#### WHAT THE EXERCISE ASKS:
Copy down every line where the string "volumes" shows up.
Start of RECORDS FOR THIS EXERCISE
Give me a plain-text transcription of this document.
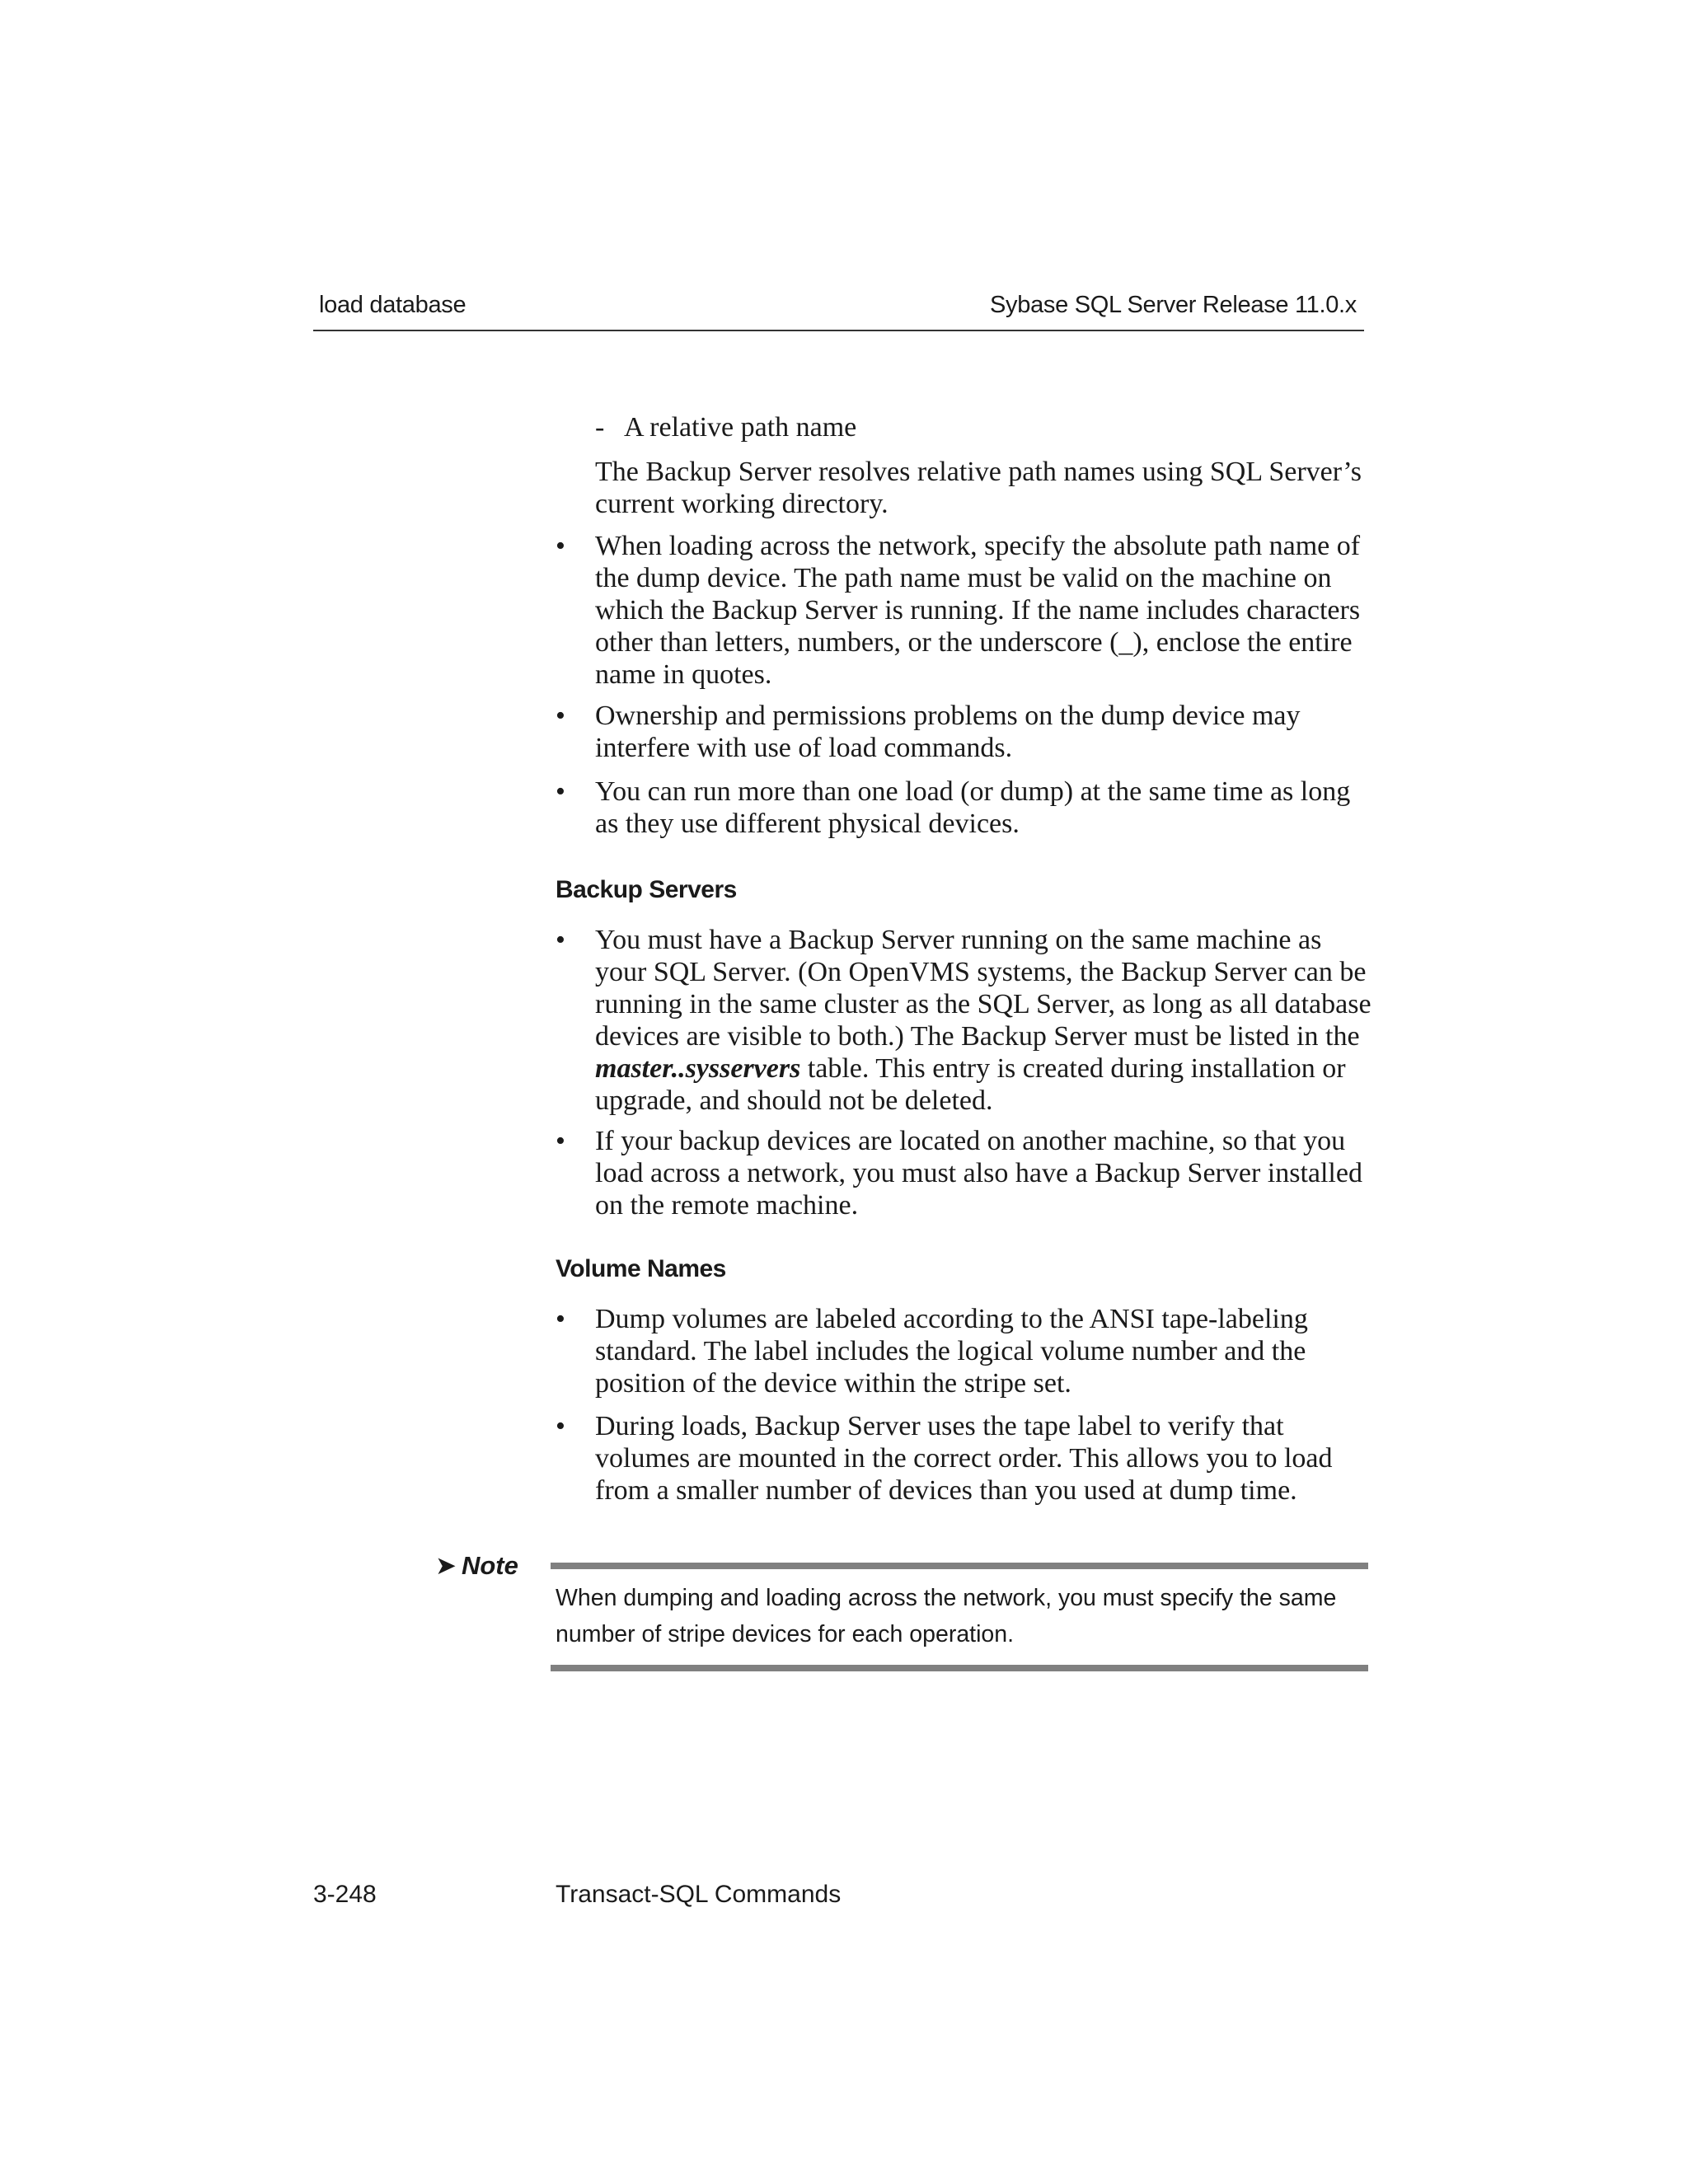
load database	Sybase SQL Server Release 11.0.x
- A relative path name
The Backup Server resolves relative path names using SQL Server’s current working directory.
•	When loading across the network, specify the absolute path name of the dump device. The path name must be valid on the machine on which the Backup Server is running. If the name includes characters other than letters, numbers, or the underscore (_), enclose the entire name in quotes.
•	Ownership and permissions problems on the dump device may interfere with use of load commands.
•	You can run more than one load (or dump) at the same time as long as they use different physical devices.
Backup Servers
•	You must have a Backup Server running on the same machine as your SQL Server. (On OpenVMS systems, the Backup Server can be running in the same cluster as the SQL Server, as long as all database devices are visible to both.) The Backup Server must be listed in the master..sysservers table. This entry is created during installation or upgrade, and should not be deleted.
•	If your backup devices are located on another machine, so that you load across a network, you must also have a Backup Server installed on the remote machine.
Volume Names
•	Dump volumes are labeled according to the ANSI tape-labeling standard. The label includes the logical volume number and the position of the device within the stripe set.
•	During loads, Backup Server uses the tape label to verify that volumes are mounted in the correct order. This allows you to load from a smaller number of devices than you used at dump time.
➤ Note
When dumping and loading across the network, you must specify the same number of stripe devices for each operation.
3-248	Transact-SQL Commands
End of RECORDS FOR THIS EXERCISE
#### TASK SOLUTION:
•	Dump volumes are labeled according to the ANSI tape-labeling standard. The label includes the logical volume number and the position of the device within the stripe set.
•	During loads, Backup Server uses the tape label to verify that volumes are mounted in the correct order. This allows you to load from a smaller number of devices than you used at dump time.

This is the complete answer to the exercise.